◆ **STATED PROBLEM**
Return only the number of lines holding the word "this".
================
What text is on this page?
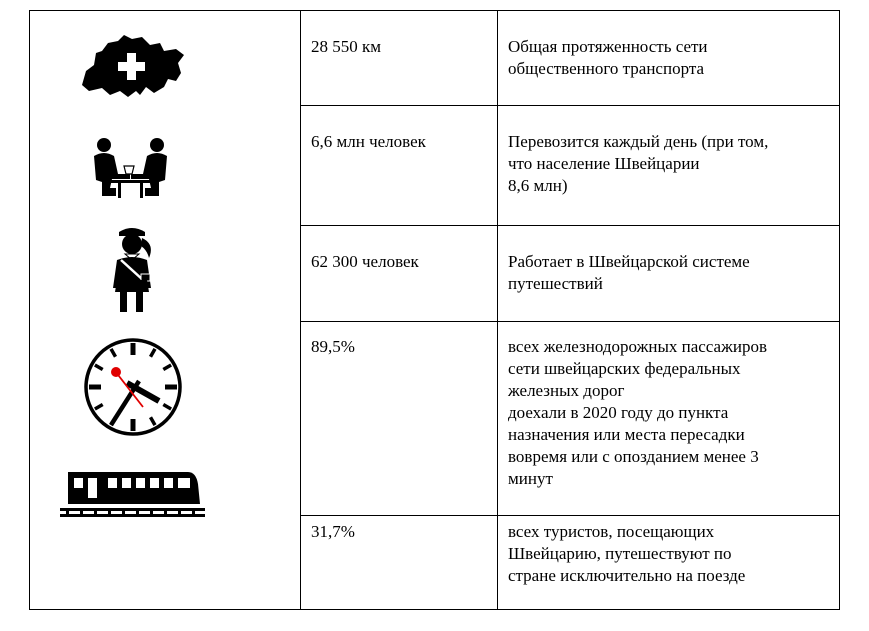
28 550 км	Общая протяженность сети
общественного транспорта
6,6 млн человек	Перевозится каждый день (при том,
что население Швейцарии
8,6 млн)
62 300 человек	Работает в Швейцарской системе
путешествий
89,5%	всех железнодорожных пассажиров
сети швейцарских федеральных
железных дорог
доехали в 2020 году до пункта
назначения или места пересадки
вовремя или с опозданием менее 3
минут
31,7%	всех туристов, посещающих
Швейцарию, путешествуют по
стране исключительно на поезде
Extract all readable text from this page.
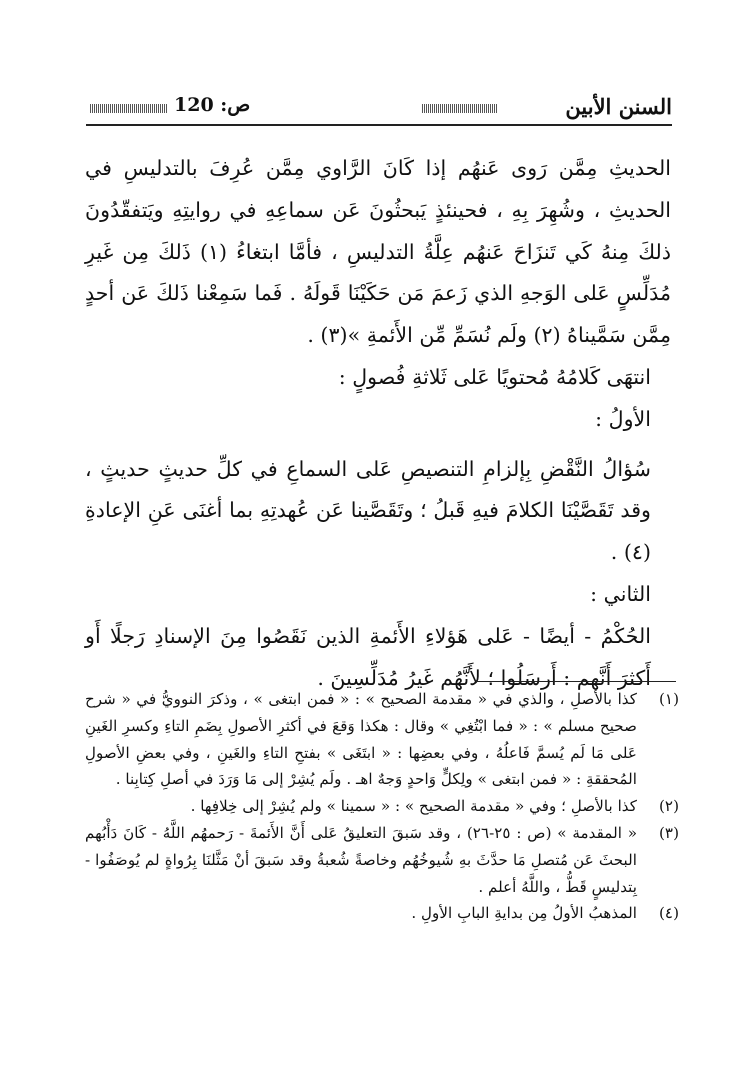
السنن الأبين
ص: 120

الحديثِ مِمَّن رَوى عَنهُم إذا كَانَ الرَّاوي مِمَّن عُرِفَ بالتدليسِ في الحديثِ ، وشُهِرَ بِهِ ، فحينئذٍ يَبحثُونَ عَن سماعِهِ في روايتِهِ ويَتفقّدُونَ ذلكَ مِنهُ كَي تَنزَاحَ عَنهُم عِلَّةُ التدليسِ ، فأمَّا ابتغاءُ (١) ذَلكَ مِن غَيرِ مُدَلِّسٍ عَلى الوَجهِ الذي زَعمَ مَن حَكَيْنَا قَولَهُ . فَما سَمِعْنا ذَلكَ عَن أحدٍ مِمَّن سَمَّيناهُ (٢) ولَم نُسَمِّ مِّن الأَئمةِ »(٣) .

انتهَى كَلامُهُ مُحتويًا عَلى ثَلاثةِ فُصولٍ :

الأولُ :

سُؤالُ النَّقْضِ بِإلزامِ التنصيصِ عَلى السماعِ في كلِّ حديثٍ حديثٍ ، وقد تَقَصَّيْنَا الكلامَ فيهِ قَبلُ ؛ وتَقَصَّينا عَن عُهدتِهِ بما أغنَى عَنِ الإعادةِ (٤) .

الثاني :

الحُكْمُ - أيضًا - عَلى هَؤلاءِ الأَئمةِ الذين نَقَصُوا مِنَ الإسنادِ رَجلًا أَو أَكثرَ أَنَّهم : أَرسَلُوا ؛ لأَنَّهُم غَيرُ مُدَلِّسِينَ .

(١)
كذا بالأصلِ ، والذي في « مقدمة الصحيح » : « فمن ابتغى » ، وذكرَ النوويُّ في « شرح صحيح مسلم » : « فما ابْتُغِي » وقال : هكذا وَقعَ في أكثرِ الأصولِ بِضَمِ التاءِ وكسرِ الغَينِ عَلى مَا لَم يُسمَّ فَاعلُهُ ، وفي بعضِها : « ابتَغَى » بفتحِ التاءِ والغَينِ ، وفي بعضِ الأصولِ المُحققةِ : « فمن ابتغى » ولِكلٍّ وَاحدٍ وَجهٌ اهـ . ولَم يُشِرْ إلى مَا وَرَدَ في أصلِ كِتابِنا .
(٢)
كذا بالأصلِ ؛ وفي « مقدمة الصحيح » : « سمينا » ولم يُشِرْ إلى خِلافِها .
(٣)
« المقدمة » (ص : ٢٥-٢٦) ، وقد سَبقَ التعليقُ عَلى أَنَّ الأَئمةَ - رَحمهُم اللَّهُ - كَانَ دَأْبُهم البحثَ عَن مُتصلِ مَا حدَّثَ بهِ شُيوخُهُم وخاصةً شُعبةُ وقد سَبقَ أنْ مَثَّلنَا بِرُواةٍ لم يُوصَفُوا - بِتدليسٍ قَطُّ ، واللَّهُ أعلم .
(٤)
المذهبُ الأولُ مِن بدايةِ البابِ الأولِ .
================
◆ **SOLUTION BELOW**
2